Records from a collection
## begin

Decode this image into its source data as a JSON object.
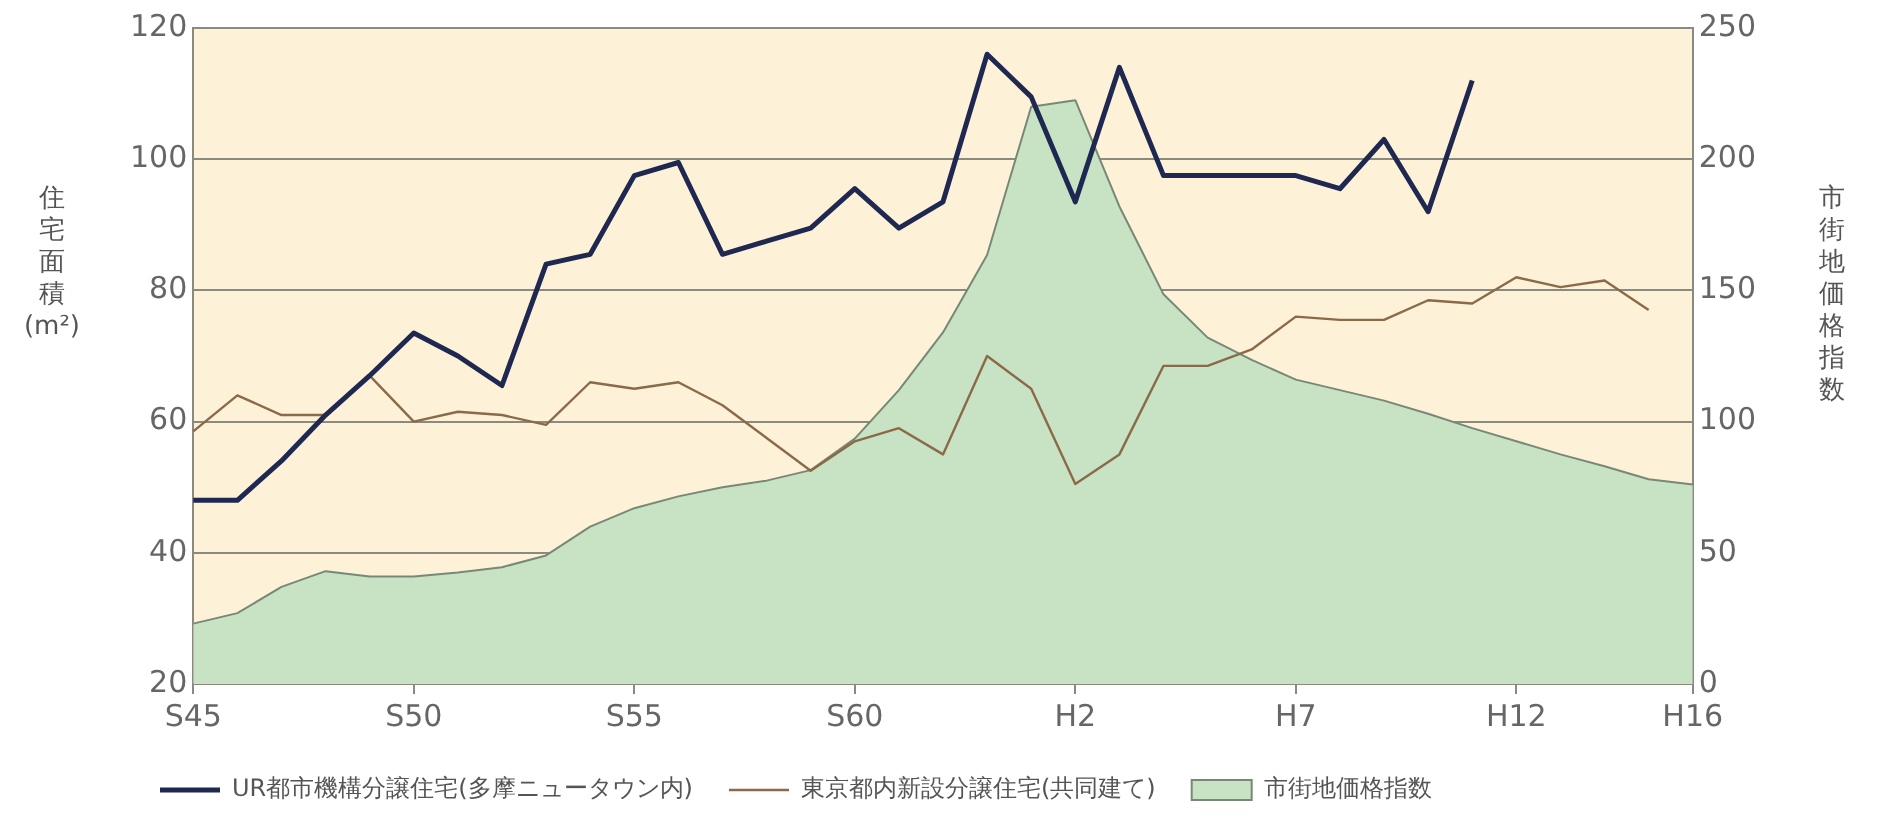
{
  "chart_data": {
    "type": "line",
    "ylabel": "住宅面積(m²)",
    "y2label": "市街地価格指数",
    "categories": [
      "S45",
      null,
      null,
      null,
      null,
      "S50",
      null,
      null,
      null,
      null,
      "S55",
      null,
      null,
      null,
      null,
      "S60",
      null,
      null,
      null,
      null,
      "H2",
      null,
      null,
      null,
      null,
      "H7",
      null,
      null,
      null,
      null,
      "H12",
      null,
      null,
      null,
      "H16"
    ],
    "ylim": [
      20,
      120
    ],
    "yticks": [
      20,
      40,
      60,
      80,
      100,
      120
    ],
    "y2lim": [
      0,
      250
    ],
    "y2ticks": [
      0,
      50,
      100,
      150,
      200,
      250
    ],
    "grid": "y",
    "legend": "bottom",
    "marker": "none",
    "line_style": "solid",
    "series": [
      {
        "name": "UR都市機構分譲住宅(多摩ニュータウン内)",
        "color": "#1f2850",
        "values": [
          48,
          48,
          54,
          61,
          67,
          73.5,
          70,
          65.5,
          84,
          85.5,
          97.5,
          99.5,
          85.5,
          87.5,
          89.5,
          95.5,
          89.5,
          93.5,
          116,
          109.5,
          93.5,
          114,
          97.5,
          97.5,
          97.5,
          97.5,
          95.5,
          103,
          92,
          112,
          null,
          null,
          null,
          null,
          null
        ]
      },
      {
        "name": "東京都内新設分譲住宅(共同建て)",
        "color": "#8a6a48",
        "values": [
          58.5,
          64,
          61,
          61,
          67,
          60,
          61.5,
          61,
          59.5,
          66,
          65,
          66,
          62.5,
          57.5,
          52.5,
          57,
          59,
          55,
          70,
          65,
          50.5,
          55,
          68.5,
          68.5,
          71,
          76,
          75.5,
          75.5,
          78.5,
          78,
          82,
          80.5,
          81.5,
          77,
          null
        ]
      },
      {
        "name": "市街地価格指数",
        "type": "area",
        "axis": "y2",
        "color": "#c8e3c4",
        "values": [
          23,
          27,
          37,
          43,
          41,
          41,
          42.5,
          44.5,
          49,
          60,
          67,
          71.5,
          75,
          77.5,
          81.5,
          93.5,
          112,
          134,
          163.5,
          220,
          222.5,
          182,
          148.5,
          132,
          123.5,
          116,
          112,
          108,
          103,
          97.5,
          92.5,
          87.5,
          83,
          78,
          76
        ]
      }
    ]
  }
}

## end
## begin

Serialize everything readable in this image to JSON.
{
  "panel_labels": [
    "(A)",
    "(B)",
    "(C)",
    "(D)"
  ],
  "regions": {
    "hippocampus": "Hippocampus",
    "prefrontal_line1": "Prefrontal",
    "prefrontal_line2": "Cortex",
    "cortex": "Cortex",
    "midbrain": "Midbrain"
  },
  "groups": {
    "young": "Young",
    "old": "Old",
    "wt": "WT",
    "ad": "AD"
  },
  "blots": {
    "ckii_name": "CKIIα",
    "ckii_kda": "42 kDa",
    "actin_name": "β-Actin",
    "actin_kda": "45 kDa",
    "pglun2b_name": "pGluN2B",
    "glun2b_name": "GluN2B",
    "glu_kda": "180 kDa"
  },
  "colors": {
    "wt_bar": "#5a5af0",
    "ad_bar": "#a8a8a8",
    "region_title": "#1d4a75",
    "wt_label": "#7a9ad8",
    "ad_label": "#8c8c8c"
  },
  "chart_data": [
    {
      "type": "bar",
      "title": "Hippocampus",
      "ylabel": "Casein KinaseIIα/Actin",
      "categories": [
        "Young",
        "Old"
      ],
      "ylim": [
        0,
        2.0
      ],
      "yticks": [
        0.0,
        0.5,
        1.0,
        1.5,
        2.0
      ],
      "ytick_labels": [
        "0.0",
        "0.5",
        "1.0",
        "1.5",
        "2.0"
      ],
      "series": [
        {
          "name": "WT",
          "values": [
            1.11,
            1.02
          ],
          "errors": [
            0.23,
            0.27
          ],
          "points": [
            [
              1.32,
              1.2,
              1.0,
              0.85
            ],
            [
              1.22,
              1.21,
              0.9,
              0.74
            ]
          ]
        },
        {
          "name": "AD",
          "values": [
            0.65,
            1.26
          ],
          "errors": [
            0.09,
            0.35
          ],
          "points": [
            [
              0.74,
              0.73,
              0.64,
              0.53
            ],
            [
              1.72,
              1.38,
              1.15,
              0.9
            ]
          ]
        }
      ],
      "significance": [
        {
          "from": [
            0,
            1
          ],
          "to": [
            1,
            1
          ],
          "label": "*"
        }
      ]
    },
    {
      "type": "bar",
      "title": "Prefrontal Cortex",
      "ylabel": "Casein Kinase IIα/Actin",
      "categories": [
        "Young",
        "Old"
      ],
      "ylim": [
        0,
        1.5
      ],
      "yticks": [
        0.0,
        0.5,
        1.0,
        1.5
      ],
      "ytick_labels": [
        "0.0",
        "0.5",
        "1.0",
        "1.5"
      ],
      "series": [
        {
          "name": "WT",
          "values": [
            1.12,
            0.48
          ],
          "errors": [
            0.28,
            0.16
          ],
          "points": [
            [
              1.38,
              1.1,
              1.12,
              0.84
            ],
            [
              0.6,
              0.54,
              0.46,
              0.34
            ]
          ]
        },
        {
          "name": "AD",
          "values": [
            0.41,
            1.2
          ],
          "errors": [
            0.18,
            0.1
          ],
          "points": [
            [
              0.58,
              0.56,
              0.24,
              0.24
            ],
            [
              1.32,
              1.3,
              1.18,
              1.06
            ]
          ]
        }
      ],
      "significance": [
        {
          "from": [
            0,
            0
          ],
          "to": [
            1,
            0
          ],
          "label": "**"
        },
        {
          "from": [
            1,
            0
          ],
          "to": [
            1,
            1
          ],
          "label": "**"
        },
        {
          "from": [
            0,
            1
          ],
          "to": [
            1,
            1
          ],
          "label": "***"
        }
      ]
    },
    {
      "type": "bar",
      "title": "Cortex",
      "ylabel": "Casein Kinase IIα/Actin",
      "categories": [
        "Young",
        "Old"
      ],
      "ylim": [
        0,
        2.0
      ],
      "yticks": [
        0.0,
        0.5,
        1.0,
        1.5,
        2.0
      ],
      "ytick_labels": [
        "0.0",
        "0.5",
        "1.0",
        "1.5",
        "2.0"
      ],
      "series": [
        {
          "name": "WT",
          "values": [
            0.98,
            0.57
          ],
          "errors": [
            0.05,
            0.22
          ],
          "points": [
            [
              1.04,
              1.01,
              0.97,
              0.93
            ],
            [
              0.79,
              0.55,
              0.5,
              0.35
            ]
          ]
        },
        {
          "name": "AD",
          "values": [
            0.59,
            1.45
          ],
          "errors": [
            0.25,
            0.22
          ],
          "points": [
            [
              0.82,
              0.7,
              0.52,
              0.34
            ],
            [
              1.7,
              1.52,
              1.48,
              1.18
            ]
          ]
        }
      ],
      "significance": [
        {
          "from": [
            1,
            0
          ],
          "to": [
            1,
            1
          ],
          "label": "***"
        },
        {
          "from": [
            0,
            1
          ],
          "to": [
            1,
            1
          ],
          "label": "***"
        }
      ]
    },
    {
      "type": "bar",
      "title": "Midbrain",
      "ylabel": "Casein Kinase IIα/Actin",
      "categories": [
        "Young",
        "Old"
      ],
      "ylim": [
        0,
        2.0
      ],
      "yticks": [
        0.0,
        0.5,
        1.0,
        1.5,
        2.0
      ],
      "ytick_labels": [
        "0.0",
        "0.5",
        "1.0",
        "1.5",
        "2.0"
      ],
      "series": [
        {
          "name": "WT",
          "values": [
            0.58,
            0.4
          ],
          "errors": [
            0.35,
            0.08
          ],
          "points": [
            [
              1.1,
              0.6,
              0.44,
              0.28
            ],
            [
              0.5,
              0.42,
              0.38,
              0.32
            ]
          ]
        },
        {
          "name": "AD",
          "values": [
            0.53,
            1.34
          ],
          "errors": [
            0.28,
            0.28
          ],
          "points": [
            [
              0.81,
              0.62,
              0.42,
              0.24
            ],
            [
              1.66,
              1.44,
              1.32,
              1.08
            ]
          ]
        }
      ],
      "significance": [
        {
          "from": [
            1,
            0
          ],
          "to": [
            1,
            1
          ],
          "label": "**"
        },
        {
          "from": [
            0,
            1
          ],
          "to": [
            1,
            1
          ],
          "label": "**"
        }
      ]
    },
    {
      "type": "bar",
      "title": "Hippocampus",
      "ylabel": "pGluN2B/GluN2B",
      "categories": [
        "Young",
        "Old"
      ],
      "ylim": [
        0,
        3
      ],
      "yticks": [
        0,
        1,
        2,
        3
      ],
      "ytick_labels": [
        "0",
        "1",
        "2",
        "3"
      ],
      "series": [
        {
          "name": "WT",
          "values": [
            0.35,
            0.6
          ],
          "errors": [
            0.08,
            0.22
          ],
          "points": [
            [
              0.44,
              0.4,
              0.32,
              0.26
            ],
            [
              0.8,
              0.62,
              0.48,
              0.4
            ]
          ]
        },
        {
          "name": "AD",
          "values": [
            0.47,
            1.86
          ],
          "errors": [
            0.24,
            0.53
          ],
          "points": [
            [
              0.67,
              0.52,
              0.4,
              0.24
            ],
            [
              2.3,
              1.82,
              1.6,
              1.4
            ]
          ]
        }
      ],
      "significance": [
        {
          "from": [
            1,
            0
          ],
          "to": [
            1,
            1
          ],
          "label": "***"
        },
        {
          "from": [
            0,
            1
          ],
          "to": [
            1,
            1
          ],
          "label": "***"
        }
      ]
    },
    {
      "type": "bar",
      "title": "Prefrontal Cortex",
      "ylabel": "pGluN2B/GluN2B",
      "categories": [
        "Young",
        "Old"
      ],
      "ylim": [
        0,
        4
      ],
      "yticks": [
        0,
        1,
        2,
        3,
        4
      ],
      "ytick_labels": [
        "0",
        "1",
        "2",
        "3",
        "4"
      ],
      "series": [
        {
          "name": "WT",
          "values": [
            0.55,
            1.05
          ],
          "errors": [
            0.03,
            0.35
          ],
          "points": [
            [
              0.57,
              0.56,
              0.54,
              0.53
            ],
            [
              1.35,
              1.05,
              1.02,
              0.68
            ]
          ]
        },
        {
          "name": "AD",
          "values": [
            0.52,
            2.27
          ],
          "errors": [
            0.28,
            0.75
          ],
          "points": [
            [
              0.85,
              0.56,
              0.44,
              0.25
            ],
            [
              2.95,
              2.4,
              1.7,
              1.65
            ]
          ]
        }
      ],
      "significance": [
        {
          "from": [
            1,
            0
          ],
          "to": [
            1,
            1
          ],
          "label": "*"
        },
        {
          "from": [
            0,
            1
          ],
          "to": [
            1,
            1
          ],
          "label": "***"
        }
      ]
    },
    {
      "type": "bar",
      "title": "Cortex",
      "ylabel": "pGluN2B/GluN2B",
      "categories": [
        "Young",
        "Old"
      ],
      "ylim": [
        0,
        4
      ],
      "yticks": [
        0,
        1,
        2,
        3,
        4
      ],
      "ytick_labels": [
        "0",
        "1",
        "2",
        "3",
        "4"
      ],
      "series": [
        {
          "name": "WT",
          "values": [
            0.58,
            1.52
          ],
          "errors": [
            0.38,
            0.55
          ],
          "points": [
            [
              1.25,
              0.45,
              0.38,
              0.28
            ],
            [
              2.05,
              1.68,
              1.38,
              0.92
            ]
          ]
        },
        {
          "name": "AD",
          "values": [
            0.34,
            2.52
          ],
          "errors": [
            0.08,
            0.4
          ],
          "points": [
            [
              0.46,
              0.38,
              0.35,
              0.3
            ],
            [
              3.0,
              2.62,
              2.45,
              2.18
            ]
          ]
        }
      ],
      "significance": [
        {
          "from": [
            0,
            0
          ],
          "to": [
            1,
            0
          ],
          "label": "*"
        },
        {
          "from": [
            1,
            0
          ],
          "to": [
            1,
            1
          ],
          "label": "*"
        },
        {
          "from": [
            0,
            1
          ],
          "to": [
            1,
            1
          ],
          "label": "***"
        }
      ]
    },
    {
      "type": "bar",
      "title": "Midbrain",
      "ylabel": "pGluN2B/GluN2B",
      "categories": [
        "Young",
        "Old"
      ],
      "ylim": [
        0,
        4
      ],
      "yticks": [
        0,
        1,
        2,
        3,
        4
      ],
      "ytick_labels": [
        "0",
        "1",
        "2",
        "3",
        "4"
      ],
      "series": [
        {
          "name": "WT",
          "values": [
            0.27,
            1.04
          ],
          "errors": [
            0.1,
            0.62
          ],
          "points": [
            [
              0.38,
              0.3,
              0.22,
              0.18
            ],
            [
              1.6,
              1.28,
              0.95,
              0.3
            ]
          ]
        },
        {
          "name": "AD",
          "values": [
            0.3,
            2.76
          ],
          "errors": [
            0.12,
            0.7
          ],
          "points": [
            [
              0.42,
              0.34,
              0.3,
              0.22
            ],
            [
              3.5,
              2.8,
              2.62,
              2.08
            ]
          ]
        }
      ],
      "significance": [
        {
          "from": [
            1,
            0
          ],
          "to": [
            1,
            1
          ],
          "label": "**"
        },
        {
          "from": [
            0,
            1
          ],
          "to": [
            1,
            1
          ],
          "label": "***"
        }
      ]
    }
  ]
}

## end

WRITTEN PROBLEM
Only the number should be given: how many lines of the data contain the word "this"?

ANSWER TO THE EXERCISE
2